Instruction >>
From the records, pick out and copy each line containing "organizational".

── Listed entries ──

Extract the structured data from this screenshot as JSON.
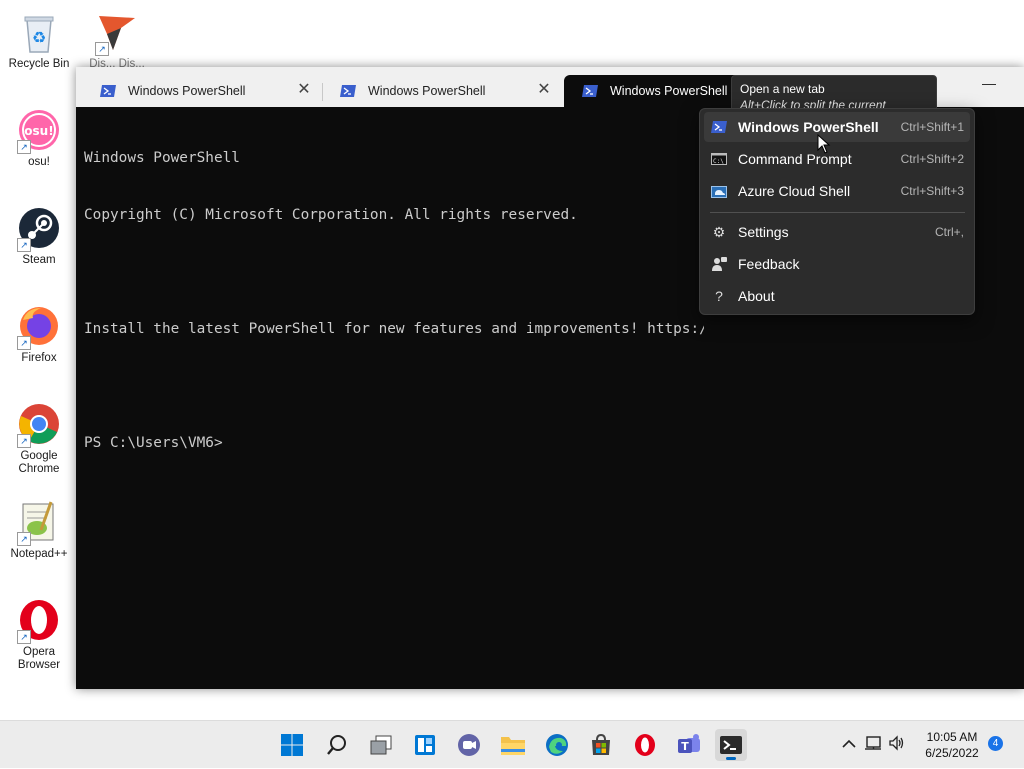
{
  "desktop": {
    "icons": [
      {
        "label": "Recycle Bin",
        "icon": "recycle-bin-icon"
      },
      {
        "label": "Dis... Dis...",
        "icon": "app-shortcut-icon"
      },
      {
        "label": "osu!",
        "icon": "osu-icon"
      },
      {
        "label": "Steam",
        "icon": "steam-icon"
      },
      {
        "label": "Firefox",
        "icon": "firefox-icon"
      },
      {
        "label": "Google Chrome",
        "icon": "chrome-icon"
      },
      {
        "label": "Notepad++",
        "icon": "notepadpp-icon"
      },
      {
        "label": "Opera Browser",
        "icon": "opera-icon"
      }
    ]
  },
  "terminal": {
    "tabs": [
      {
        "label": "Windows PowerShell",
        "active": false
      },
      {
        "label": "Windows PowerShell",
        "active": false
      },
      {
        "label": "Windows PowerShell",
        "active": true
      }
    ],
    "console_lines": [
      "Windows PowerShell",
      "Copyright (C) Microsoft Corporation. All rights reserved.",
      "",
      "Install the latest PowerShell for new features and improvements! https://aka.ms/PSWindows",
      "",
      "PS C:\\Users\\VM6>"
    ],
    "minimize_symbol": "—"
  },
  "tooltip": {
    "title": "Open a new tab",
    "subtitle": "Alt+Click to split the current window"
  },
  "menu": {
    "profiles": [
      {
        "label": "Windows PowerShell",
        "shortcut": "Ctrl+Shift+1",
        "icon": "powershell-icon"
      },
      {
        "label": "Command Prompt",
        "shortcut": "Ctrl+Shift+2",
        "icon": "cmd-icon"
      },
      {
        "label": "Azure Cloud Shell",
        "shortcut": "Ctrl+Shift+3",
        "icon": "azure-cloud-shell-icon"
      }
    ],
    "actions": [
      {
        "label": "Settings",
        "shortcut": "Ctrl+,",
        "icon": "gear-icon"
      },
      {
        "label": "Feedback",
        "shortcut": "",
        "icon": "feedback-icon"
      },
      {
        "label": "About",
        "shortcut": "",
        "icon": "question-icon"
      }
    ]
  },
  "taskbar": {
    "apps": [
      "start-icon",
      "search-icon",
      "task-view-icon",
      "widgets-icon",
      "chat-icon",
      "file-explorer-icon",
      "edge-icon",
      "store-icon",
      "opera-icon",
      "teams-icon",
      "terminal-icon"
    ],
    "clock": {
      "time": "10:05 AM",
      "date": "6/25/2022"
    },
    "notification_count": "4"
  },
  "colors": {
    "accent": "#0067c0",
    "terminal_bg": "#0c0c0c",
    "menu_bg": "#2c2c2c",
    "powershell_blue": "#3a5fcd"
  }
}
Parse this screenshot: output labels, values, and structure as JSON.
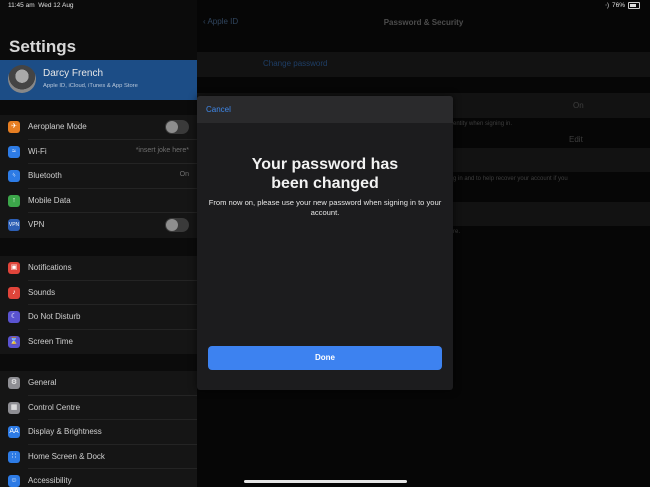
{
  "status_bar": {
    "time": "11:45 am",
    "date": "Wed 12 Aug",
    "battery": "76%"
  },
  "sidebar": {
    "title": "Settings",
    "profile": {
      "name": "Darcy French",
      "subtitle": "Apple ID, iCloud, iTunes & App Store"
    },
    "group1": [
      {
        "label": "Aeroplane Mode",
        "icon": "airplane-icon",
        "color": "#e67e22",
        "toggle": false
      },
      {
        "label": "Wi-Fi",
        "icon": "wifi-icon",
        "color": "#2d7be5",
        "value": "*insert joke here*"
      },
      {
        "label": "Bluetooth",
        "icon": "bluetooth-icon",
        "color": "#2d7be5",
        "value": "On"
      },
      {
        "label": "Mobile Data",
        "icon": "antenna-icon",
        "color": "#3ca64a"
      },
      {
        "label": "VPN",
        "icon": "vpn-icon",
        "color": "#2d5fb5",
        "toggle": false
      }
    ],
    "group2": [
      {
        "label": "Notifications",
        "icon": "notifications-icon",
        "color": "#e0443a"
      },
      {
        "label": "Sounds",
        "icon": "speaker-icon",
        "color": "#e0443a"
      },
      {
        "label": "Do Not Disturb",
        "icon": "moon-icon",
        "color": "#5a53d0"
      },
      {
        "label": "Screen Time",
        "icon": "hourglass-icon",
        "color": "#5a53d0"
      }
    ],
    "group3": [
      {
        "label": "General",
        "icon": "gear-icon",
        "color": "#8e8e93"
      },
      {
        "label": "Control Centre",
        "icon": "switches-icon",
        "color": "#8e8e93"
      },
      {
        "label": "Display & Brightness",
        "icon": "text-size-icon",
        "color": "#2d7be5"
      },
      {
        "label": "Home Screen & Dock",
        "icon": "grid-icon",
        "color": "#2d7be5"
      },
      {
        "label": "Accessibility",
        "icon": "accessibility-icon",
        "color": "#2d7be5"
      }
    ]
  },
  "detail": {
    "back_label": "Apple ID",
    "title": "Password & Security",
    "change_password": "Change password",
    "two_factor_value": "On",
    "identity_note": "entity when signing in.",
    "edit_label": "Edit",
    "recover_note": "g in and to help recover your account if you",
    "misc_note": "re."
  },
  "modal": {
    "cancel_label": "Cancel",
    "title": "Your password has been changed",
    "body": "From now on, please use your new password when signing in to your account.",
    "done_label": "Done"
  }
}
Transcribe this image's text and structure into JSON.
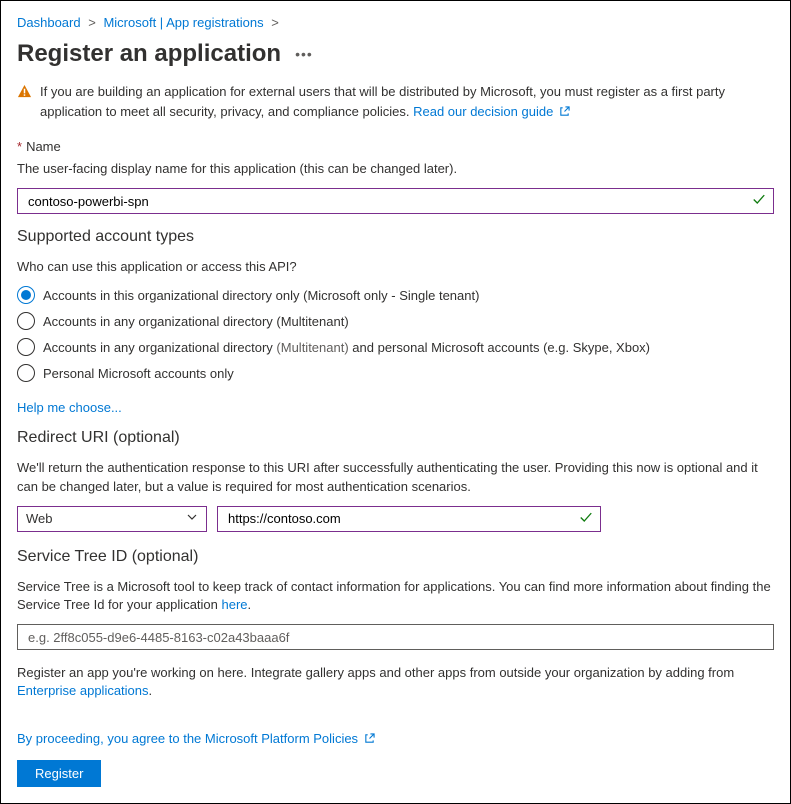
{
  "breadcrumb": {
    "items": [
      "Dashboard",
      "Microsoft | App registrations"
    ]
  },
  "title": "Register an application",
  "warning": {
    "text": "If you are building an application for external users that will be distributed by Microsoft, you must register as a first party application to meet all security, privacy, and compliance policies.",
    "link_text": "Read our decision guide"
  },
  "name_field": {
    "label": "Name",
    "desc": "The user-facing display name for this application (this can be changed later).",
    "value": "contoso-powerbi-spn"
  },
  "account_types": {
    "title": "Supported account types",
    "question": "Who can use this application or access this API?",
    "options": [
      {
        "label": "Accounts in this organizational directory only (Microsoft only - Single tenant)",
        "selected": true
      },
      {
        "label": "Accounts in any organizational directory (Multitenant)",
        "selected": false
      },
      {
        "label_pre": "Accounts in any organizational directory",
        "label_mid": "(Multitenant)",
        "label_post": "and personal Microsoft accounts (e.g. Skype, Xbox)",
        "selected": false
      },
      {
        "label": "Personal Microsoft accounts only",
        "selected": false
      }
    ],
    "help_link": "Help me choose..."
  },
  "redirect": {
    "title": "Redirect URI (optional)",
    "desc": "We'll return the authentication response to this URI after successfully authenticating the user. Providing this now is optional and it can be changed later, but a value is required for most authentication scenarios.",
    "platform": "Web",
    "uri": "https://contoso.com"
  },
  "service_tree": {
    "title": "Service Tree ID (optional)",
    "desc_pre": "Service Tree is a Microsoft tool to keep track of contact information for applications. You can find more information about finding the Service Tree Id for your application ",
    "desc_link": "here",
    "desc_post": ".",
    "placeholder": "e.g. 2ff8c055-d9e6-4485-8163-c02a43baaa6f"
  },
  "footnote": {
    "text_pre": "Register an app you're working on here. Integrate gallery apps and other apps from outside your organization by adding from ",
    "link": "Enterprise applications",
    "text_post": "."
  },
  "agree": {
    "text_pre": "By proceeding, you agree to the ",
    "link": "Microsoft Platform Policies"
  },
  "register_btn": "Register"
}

───
── Listed entries ──

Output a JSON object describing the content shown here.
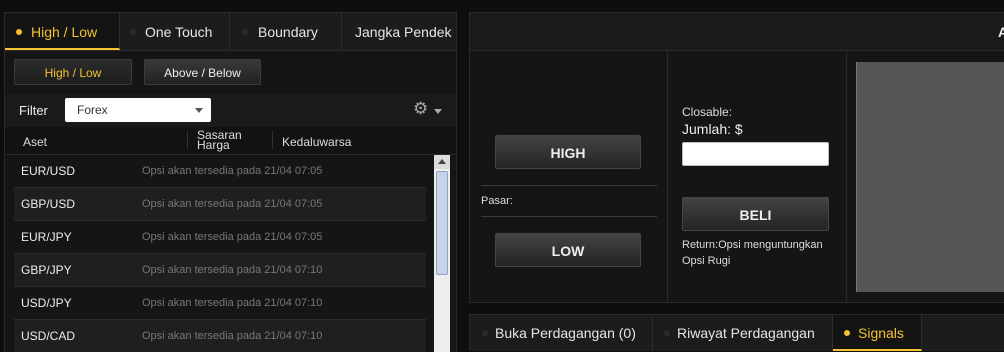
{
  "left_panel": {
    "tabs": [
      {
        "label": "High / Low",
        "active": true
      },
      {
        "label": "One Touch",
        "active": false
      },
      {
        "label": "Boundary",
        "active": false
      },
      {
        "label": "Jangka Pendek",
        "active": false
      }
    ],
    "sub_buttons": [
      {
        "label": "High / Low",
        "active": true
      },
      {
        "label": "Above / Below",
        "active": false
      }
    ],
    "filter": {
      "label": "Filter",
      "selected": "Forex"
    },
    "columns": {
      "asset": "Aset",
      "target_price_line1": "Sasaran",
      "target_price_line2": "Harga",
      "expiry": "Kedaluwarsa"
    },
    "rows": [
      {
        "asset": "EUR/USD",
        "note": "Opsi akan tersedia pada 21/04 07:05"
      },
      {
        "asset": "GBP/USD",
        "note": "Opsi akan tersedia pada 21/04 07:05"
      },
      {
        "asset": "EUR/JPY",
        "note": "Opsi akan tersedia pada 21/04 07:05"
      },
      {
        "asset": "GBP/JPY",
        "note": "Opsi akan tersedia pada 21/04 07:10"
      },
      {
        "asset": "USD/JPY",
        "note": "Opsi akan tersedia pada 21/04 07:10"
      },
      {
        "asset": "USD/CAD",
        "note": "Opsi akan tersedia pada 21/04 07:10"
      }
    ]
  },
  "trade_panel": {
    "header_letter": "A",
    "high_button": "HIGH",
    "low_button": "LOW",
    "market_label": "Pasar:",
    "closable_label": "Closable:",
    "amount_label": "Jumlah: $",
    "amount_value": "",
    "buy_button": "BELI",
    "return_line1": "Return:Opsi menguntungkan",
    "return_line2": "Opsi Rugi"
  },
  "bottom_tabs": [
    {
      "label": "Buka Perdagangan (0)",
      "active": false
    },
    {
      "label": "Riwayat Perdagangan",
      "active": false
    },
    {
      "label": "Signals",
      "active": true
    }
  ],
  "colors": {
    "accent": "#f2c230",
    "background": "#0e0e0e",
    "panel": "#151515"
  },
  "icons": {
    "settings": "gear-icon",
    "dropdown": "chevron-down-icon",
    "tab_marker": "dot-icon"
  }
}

───

Answer to this problem >>
        "label": "Accounts in this organizational directory only (Microsoft only - Single tenant)",
        "label": "Accounts in any organizational directory (Multitenant)",
        "label_pre": "Accounts in any organizational directory",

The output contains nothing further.